WHAT THE TASK REQUIRES: Find the lines holding the string "this" in the data, then copy all of them.

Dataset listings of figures
#####

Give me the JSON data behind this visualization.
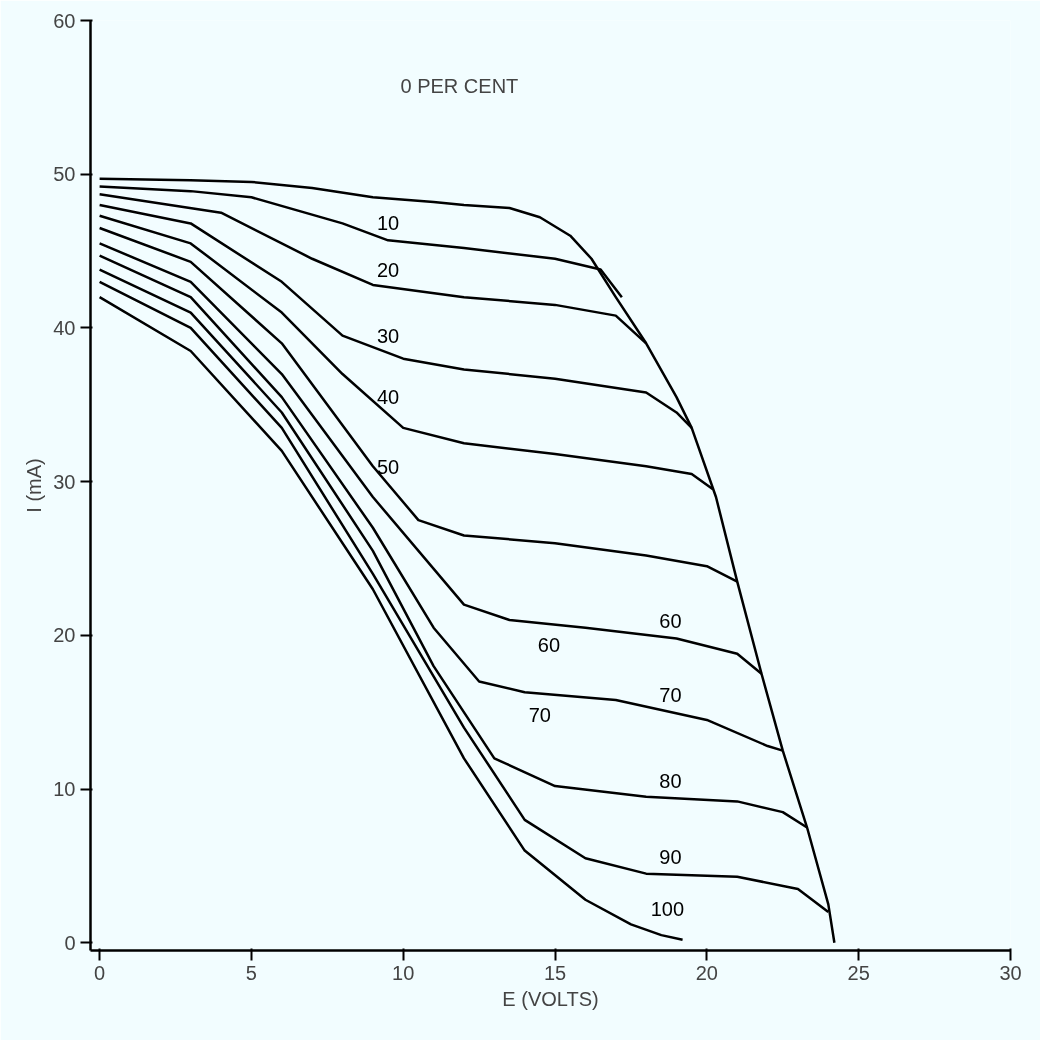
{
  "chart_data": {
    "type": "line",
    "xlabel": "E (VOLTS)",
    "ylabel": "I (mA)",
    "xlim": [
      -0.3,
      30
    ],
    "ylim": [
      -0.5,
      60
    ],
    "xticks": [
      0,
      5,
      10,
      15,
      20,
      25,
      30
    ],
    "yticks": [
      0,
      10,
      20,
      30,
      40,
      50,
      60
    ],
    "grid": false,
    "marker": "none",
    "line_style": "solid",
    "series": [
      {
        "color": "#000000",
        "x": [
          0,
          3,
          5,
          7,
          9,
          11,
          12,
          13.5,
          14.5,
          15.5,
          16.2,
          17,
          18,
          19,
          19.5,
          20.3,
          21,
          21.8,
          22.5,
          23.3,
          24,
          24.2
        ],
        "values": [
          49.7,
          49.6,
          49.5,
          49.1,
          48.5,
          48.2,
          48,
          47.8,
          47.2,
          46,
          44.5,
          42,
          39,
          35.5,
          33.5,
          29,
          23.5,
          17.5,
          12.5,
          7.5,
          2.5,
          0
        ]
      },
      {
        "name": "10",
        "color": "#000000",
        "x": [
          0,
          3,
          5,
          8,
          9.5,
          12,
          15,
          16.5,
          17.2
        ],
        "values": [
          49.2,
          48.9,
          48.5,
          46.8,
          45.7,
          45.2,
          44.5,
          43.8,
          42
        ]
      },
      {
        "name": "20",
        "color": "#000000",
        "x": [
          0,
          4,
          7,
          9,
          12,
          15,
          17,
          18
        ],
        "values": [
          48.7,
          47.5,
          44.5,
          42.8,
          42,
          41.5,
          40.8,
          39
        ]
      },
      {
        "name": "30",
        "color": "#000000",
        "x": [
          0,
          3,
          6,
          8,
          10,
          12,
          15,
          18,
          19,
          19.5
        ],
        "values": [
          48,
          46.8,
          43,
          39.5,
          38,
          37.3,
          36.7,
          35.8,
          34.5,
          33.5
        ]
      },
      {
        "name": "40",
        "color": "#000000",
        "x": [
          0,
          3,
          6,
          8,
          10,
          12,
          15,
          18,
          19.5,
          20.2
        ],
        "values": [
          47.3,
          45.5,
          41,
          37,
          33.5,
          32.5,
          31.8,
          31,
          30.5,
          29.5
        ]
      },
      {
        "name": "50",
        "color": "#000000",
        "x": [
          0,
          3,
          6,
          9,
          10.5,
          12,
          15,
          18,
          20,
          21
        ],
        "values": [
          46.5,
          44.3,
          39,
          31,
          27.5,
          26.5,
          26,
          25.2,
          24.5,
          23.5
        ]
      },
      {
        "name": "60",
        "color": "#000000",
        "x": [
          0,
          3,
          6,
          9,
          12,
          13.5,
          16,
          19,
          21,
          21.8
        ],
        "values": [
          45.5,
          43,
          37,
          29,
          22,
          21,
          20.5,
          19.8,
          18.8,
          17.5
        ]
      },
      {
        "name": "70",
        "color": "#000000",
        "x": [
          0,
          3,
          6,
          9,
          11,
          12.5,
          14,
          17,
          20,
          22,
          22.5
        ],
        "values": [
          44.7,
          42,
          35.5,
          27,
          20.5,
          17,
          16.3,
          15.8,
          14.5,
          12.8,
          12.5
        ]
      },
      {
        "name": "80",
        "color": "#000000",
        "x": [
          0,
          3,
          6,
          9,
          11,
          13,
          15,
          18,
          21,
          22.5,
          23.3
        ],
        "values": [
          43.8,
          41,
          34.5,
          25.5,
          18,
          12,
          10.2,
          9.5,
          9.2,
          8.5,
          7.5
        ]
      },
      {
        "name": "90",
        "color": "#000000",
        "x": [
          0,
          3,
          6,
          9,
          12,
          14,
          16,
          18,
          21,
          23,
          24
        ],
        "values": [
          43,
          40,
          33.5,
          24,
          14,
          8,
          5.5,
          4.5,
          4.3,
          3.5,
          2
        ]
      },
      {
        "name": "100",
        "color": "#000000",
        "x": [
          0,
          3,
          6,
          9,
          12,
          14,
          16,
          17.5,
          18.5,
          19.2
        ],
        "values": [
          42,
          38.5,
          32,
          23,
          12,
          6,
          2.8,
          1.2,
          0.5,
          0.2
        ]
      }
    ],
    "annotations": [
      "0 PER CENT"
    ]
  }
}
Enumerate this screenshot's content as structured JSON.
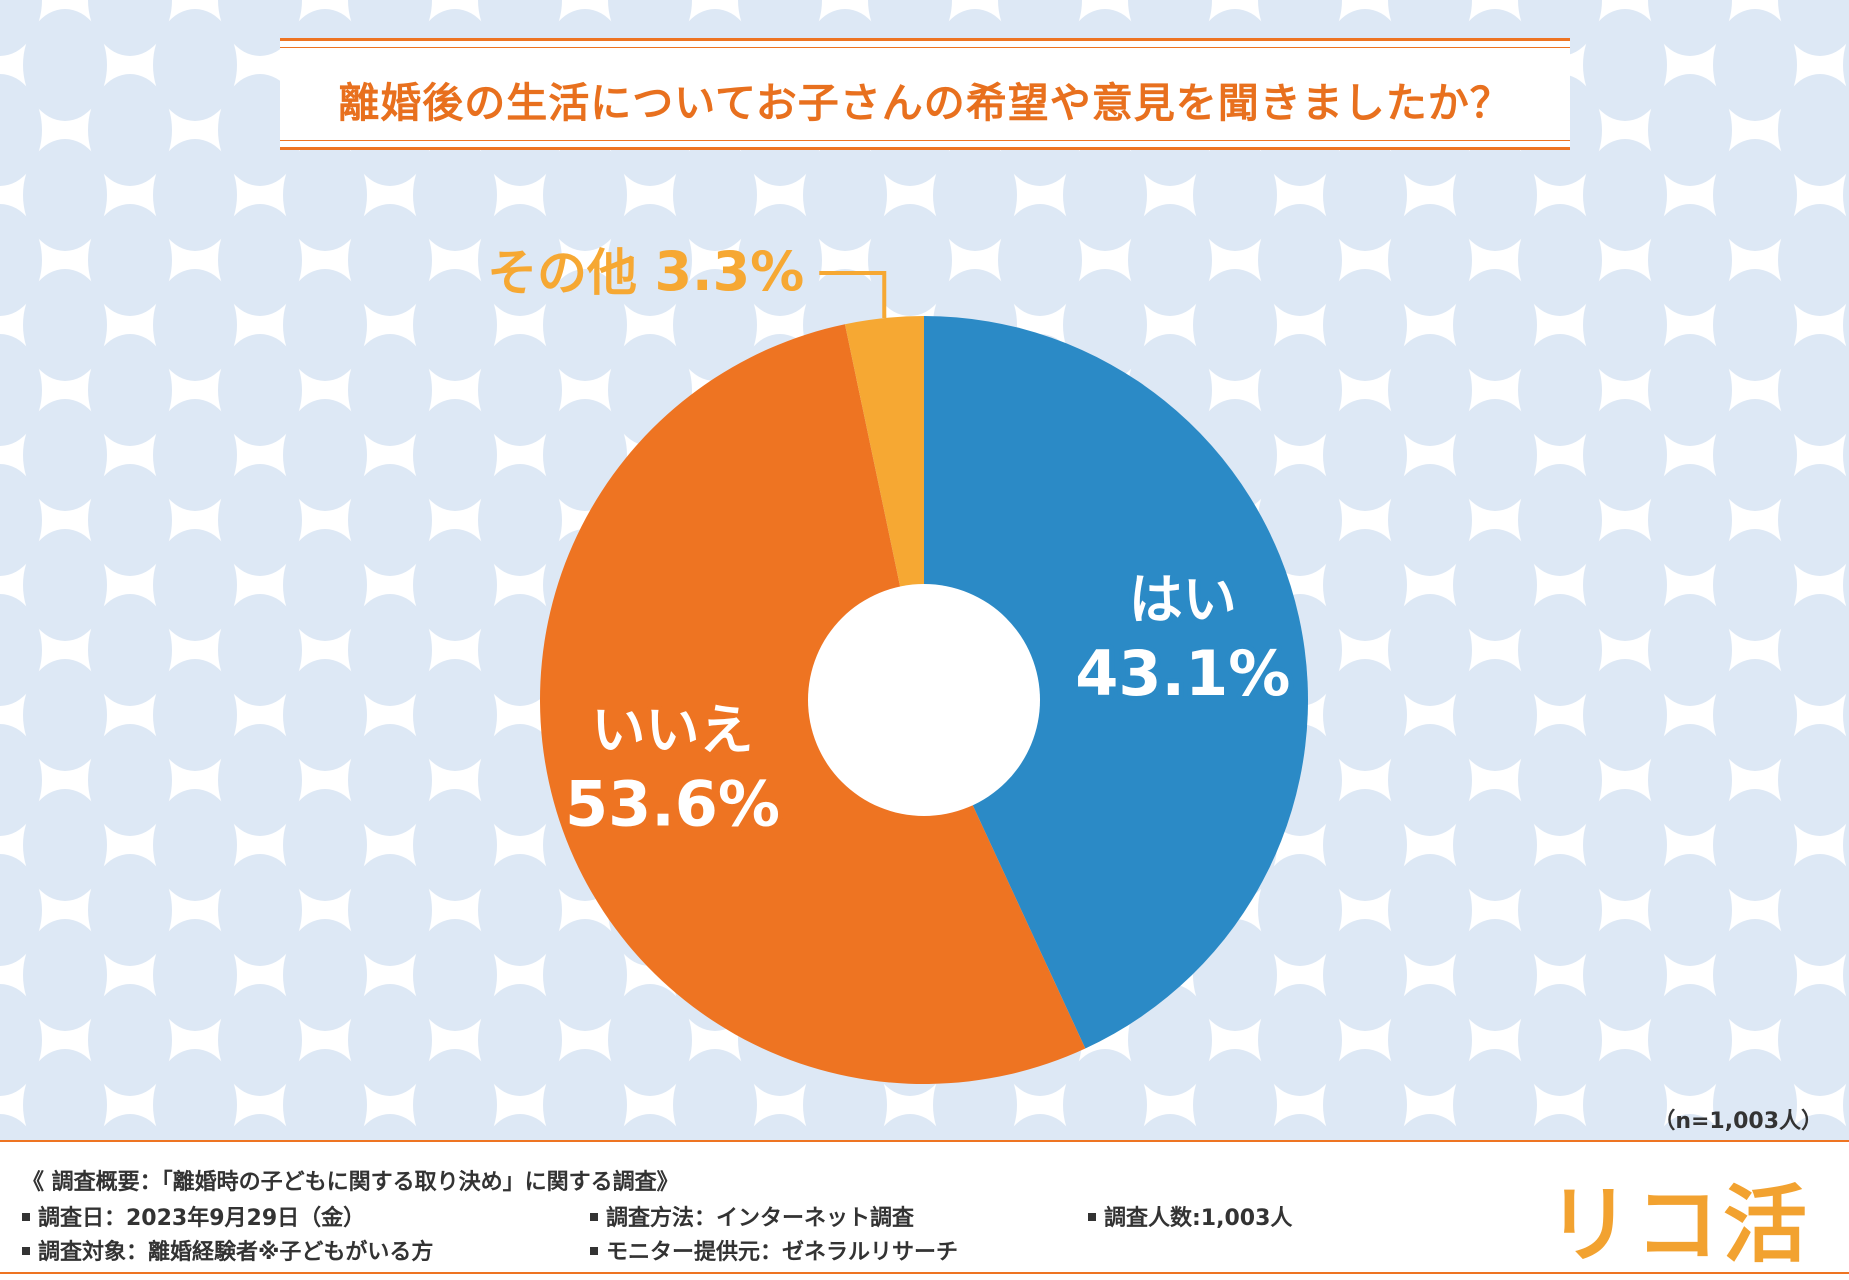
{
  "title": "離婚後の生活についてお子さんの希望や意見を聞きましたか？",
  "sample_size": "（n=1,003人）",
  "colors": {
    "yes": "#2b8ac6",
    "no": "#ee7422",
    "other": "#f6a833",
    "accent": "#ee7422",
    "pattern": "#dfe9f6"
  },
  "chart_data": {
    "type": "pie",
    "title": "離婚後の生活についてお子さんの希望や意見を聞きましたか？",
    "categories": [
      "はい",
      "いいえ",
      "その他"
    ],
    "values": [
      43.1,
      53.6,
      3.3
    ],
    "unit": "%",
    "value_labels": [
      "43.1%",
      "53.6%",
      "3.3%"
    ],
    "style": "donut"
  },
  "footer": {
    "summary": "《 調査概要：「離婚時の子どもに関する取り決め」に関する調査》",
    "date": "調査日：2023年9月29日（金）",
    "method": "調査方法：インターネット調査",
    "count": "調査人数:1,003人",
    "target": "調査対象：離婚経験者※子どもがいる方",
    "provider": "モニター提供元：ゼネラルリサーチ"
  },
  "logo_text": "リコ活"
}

#####

EXERCISE SOLUTION:
Give me the JSON data behind this visualization.
Enumerate this screenshot's content as structured JSON.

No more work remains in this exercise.